> _REQUIRED TASK_
Every entry that follows should be reproduced exactly.

[Dataset items]
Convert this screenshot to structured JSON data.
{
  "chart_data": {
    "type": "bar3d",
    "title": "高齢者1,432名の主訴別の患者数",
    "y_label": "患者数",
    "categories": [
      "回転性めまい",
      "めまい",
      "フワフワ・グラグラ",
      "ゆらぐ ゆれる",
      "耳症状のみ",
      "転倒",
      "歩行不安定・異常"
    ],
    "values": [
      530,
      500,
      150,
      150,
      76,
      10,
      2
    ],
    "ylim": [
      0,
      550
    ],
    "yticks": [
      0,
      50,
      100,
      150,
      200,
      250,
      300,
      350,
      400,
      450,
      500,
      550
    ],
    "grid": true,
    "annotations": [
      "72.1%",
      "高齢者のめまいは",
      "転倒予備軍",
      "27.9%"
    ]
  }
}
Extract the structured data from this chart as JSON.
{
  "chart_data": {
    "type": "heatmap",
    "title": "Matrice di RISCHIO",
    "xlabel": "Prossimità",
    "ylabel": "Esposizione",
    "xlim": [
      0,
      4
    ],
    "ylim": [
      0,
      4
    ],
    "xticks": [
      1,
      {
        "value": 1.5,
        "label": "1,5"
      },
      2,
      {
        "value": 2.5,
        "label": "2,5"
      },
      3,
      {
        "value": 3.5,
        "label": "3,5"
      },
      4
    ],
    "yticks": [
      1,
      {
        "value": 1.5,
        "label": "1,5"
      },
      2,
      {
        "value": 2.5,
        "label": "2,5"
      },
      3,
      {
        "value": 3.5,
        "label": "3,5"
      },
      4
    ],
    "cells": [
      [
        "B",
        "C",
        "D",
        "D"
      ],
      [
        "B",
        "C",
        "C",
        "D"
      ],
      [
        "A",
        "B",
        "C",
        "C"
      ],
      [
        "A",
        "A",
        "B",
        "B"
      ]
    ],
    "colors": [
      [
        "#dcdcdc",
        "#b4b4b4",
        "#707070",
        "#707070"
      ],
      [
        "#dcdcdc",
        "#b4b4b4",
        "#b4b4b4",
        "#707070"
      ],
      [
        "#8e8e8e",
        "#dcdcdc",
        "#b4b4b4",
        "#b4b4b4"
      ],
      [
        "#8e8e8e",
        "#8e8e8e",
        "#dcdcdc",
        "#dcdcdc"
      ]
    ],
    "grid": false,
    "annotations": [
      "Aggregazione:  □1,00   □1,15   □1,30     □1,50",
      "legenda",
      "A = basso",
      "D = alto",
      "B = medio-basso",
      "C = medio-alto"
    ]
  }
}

> _WRITTEN SOLUTION_
Convert this screenshot to structured JSON data.
{
  "chart_data": {
    "type": "bar3d",
    "title": "高齢者1,432名の主訴別の患者数",
    "y_label": "患者数",
    "categories": [
      "回転性めまい",
      "めまい",
      "フワフワ・グラグラ",
      "ゆらぐ ゆれる",
      "耳症状のみ",
      "転倒",
      "歩行不安定・異常"
    ],
    "values": [
      530,
      500,
      150,
      150,
      76,
      10,
      2
    ],
    "ylim": [
      0,
      550
    ],
    "yticks": [
      0,
      50,
      100,
      150,
      200,
      250,
      300,
      350,
      400,
      450,
      500,
      550
    ],
    "grid": true,
    "annotations": [
      "72.1%",
      "高齢者のめまいは",
      "転倒予備軍",
      "27.9%"
    ]
  }
}
Extract the structured data from this chart as JSON.
{
  "chart_data": {
    "type": "heatmap",
    "title": "Matrice di RISCHIO",
    "xlabel": "Prossimità",
    "ylabel": "Esposizione",
    "xlim": [
      0,
      4
    ],
    "ylim": [
      0,
      4
    ],
    "xticks": [
      1,
      {
        "value": 1.5,
        "label": "1,5"
      },
      2,
      {
        "value": 2.5,
        "label": "2,5"
      },
      3,
      {
        "value": 3.5,
        "label": "3,5"
      },
      4
    ],
    "yticks": [
      1,
      {
        "value": 1.5,
        "label": "1,5"
      },
      2,
      {
        "value": 2.5,
        "label": "2,5"
      },
      3,
      {
        "value": 3.5,
        "label": "3,5"
      },
      4
    ],
    "cells": [
      [
        "B",
        "C",
        "D",
        "D"
      ],
      [
        "B",
        "C",
        "C",
        "D"
      ],
      [
        "A",
        "B",
        "C",
        "C"
      ],
      [
        "A",
        "A",
        "B",
        "B"
      ]
    ],
    "colors": [
      [
        "#dcdcdc",
        "#b4b4b4",
        "#707070",
        "#707070"
      ],
      [
        "#dcdcdc",
        "#b4b4b4",
        "#b4b4b4",
        "#707070"
      ],
      [
        "#8e8e8e",
        "#dcdcdc",
        "#b4b4b4",
        "#b4b4b4"
      ],
      [
        "#8e8e8e",
        "#8e8e8e",
        "#dcdcdc",
        "#dcdcdc"
      ]
    ],
    "grid": false,
    "annotations": [
      "Aggregazione:  □1,00   □1,15   □1,30     □1,50",
      "legenda",
      "A = basso",
      "D = alto",
      "B = medio-basso",
      "C = medio-alto"
    ]
  }
}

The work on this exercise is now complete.